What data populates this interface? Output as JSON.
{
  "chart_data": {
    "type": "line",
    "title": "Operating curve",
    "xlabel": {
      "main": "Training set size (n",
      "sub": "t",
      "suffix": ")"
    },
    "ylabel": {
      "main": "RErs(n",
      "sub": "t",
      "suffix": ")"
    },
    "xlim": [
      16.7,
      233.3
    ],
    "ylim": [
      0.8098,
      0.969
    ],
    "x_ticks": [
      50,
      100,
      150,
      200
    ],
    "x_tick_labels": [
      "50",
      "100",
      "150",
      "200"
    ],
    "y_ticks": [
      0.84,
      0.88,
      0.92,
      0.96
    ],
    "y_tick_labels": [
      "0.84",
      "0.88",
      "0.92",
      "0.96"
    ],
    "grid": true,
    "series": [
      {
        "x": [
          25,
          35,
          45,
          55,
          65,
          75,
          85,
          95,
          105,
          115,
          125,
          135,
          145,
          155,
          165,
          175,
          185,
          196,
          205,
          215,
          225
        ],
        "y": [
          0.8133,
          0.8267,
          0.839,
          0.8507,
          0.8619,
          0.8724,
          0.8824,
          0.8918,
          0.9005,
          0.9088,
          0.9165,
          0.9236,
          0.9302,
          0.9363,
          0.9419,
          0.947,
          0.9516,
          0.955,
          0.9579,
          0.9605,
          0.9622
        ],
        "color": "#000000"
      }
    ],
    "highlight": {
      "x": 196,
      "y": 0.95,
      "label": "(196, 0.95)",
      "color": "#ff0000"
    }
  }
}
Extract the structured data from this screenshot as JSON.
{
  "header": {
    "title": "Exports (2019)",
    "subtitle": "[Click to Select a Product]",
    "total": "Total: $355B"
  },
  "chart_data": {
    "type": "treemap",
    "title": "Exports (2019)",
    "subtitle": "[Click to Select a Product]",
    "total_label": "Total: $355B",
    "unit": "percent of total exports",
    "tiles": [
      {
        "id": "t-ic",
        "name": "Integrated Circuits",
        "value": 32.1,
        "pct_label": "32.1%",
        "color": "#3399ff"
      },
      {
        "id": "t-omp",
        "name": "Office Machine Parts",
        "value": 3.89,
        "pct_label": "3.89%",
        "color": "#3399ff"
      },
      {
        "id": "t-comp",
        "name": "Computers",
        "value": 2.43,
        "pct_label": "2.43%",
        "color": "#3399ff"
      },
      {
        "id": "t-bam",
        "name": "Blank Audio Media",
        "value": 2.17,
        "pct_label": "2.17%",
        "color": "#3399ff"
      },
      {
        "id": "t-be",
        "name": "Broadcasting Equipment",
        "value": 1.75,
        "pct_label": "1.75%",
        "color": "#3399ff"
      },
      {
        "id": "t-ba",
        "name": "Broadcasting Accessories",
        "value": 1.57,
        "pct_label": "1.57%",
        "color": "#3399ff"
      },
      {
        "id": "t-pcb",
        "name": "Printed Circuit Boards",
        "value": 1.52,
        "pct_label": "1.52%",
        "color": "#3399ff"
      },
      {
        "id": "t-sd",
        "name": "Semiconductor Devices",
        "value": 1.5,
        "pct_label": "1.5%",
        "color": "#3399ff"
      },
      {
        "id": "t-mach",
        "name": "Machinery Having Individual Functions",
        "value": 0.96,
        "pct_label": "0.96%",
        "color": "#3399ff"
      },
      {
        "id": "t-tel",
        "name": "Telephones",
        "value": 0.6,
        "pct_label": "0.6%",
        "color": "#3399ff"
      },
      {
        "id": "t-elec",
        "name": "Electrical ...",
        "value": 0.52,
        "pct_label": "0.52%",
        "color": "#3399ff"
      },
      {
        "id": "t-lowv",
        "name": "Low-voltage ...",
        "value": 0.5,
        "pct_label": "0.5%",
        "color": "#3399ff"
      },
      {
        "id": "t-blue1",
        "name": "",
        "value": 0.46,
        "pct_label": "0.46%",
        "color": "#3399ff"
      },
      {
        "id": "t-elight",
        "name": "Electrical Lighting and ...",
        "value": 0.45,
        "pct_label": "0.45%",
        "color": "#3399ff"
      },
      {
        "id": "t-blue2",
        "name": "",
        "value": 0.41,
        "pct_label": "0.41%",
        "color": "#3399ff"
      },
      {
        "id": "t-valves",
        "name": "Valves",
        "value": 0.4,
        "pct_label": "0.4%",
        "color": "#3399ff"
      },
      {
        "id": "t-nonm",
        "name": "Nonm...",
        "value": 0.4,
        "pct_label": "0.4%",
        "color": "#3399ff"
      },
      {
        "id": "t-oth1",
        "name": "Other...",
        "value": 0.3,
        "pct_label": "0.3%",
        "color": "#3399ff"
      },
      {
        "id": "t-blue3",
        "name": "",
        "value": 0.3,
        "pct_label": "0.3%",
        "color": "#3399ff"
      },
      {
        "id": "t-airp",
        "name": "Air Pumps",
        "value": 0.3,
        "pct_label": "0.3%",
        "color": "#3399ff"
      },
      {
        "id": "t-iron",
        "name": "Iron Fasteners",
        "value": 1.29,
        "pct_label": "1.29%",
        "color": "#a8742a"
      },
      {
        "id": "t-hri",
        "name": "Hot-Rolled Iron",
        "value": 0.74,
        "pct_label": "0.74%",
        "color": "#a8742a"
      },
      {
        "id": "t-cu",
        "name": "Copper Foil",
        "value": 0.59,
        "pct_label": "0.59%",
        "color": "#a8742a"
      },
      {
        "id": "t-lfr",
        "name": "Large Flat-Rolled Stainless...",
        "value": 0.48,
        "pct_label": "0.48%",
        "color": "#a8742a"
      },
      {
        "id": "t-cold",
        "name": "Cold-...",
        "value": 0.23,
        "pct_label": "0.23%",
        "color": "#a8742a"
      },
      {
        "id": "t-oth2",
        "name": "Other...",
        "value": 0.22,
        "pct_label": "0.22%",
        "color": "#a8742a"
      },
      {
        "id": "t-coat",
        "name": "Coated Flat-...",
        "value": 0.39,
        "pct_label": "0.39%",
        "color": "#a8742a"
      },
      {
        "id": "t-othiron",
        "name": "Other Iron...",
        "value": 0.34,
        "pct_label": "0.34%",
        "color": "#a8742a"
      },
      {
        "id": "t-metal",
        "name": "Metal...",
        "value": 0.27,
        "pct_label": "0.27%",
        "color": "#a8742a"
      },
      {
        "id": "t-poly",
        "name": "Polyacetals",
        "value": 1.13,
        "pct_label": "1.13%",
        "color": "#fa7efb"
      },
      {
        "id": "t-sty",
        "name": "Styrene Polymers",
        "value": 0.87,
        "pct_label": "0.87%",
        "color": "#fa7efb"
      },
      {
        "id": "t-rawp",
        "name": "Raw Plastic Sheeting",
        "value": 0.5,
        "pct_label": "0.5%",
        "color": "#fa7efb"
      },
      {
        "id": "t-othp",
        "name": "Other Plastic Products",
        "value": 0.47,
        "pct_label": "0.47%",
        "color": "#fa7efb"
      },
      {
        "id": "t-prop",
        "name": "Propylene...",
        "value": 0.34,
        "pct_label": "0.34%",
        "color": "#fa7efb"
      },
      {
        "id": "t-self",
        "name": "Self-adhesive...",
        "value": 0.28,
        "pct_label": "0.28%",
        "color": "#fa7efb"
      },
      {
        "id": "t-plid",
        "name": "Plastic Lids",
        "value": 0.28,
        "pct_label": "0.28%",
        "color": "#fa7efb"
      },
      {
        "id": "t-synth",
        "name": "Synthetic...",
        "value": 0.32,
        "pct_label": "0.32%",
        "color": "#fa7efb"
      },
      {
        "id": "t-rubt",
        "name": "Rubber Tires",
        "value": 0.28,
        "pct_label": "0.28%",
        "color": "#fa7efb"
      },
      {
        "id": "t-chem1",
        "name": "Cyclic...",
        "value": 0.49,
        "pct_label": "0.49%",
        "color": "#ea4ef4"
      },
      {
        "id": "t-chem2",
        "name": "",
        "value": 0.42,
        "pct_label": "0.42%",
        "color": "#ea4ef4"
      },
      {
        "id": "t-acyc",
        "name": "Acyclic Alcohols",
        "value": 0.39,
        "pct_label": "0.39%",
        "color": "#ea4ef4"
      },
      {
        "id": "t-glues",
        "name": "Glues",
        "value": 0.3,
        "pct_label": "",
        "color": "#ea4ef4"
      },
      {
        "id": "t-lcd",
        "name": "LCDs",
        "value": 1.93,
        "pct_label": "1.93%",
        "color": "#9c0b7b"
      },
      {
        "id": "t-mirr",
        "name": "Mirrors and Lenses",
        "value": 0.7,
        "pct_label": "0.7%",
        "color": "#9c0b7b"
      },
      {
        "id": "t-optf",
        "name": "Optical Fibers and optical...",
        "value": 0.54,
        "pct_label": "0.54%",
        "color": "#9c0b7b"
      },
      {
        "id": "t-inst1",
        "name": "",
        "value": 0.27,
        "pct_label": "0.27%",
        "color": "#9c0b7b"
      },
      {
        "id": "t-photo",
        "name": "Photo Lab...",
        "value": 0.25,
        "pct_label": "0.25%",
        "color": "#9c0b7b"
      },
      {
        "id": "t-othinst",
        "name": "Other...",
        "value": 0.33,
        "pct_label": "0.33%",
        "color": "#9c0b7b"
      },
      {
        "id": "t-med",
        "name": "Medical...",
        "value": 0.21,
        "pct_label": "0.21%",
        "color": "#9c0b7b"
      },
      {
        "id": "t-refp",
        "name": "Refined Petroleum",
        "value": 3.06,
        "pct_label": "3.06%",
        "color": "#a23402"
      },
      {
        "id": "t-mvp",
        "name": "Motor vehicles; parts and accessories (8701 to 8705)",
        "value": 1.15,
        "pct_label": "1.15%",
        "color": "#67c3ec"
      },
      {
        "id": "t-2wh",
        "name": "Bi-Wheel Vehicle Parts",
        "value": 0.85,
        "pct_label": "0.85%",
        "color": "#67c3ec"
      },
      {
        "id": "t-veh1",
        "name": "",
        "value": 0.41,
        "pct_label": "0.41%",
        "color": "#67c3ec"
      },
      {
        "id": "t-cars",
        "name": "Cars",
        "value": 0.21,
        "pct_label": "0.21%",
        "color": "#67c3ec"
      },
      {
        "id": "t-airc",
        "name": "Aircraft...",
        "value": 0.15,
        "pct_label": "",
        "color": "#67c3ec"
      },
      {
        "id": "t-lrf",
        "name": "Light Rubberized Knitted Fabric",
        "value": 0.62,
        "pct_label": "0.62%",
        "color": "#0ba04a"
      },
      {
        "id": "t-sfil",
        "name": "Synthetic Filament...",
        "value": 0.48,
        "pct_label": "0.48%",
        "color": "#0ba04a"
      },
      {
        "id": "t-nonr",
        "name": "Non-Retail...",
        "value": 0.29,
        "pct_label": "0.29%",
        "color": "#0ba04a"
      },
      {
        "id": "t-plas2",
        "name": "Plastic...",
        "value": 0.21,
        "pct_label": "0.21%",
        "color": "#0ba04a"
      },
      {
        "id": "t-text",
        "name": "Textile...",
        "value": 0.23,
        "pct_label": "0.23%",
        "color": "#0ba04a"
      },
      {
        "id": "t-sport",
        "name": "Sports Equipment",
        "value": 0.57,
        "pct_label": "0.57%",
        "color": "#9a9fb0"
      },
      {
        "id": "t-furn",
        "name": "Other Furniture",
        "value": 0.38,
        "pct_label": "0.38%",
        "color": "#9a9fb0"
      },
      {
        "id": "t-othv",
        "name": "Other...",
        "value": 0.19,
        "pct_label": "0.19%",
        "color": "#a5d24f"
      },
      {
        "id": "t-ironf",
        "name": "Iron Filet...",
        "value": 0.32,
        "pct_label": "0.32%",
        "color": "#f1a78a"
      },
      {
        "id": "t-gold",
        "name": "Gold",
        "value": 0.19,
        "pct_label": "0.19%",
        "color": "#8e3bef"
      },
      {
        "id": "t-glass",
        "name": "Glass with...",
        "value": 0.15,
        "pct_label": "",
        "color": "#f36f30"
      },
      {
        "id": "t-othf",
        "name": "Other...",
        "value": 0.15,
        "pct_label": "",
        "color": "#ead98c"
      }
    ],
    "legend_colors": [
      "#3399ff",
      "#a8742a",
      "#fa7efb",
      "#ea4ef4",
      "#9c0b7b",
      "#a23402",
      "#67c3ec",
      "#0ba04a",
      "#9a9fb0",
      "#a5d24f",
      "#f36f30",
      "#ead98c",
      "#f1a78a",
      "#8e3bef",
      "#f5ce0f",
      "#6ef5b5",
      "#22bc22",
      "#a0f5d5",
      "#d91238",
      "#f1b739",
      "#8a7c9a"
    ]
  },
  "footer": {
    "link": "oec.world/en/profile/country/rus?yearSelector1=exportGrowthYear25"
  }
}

§ §

◆ Task instructions ◆
Extract every line that has the string "Broadcasting" in it.

◆ Response to the task ◆
        "name": "Broadcasting Equipment",
        "name": "Broadcasting Accessories",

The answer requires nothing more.